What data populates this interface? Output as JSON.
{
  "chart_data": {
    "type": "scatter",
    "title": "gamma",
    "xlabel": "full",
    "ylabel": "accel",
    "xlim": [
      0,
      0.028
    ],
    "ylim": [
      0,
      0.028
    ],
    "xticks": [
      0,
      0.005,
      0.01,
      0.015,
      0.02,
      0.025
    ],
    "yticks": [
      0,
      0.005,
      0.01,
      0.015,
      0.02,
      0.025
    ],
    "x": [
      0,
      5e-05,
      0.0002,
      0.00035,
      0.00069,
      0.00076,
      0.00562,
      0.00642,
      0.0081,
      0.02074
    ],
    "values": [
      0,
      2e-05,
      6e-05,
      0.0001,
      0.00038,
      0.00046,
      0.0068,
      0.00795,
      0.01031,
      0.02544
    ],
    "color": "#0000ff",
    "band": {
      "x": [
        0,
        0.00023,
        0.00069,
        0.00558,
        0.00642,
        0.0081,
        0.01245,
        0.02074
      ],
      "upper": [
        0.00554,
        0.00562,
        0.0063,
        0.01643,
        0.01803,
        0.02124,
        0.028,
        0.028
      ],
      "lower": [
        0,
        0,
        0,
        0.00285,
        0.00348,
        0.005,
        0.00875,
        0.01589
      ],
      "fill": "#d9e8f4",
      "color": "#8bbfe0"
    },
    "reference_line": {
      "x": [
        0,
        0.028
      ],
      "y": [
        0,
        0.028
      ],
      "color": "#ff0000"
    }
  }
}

■ **DIRECTIONS**:
Locate the word "color" in the entries, and copy every line where it is found.

■ **OUTPUT FOR THIS TASK**:
    "color": "#0000ff",
      "color": "#8bbfe0"
      "color": "#ff0000"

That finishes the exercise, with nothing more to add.